• Dataset items:
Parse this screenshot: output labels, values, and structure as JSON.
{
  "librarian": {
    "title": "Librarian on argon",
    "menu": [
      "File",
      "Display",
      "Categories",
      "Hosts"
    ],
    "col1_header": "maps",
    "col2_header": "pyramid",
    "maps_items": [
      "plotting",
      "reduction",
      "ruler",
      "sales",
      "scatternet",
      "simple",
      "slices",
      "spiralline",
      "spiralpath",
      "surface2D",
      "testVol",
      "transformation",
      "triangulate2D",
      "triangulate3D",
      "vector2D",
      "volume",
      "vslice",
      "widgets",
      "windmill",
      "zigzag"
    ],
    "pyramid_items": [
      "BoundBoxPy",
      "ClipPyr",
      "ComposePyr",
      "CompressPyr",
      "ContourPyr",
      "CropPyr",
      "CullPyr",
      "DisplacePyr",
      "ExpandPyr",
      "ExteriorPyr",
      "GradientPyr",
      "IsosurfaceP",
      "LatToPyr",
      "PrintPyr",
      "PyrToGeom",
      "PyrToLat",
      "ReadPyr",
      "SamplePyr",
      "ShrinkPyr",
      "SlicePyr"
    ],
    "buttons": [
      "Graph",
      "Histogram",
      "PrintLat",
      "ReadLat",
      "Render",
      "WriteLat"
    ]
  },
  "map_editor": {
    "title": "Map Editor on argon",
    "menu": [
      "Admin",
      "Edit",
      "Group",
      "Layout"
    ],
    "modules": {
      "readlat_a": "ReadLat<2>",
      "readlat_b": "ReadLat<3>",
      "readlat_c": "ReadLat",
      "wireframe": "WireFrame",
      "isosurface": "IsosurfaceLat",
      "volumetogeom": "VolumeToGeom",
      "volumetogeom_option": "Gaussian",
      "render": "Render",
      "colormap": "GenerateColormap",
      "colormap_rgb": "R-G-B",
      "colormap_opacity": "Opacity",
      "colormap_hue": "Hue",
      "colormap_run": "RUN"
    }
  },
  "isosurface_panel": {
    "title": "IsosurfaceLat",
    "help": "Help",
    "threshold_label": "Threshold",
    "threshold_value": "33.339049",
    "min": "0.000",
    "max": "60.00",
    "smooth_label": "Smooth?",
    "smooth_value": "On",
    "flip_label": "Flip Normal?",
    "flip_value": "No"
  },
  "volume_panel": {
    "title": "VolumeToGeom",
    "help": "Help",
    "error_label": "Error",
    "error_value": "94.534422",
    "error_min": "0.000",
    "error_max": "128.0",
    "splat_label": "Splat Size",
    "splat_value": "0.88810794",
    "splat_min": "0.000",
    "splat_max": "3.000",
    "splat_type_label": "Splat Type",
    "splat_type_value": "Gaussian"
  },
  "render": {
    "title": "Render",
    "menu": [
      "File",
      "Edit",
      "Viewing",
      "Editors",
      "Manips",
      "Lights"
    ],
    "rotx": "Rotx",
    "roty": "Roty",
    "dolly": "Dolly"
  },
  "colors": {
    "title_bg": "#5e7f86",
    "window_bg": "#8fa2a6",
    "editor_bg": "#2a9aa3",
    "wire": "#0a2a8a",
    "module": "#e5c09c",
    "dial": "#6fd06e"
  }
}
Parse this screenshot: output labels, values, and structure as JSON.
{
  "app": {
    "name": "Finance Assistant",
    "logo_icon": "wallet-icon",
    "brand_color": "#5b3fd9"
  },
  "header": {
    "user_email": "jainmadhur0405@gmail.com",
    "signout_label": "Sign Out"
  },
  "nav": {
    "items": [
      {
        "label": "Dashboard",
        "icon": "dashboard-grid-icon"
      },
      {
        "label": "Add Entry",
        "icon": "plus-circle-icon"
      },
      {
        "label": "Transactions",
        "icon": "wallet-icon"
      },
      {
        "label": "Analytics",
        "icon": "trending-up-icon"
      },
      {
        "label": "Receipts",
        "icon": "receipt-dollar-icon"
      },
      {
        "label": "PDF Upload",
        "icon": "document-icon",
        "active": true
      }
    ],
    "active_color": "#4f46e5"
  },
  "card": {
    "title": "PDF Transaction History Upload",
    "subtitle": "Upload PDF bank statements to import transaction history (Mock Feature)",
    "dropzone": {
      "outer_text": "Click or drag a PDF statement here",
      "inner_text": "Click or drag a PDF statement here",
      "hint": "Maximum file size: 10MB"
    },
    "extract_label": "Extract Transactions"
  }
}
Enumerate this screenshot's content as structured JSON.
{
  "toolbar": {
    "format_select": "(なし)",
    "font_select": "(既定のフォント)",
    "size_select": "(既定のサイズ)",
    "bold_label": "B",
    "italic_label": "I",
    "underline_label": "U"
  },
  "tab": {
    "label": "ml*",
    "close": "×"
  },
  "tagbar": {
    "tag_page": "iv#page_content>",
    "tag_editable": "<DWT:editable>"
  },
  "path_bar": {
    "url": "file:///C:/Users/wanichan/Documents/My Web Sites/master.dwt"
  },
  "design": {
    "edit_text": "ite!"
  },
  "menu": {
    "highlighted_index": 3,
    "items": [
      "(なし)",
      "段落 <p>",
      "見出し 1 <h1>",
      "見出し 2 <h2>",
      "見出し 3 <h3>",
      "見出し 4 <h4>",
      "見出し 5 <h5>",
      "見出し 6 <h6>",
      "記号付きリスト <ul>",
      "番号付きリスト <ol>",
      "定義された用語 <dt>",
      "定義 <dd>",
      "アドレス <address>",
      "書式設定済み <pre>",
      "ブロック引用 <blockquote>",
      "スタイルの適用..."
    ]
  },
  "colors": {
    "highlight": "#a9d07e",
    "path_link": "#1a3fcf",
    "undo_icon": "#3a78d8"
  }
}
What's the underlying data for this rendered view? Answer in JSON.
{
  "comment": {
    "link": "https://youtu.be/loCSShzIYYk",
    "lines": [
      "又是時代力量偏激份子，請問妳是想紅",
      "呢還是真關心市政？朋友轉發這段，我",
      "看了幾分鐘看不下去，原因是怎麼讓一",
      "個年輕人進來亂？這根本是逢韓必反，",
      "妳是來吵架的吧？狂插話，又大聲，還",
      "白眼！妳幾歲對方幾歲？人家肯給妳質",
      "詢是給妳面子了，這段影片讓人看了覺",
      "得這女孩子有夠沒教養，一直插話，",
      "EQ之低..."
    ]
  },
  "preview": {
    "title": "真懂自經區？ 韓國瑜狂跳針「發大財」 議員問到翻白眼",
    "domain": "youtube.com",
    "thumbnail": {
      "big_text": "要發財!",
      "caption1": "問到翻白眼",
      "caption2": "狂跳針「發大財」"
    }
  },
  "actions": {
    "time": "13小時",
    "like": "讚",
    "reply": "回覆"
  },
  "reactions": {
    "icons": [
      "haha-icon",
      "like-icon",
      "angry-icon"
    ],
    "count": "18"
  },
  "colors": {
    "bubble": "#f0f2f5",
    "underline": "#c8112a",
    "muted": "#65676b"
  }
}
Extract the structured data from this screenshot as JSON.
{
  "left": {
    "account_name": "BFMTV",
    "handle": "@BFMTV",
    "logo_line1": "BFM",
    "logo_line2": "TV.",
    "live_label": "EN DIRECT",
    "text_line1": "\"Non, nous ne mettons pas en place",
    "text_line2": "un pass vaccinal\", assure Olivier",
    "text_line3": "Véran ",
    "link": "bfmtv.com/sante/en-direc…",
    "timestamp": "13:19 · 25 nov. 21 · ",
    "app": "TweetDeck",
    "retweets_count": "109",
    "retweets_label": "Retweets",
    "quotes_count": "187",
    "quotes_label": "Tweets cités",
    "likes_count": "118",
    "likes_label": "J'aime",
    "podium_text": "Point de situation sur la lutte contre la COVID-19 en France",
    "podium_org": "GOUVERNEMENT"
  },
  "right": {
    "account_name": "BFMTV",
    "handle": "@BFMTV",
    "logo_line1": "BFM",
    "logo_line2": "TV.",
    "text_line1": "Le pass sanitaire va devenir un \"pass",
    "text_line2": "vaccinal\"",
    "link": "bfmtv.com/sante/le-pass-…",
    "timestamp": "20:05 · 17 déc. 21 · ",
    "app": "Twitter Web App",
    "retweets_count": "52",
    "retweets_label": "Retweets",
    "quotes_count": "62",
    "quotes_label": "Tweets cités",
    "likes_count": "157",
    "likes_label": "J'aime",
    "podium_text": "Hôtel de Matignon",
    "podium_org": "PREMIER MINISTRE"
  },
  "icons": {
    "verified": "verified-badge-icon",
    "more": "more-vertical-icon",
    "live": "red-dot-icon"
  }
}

• Goal: From the records above, pull out every line containing the word "structured".

• Reply to the exercise:
Enumerate this screenshot's content as structured JSON.
Extract the structured data from this screenshot as JSON.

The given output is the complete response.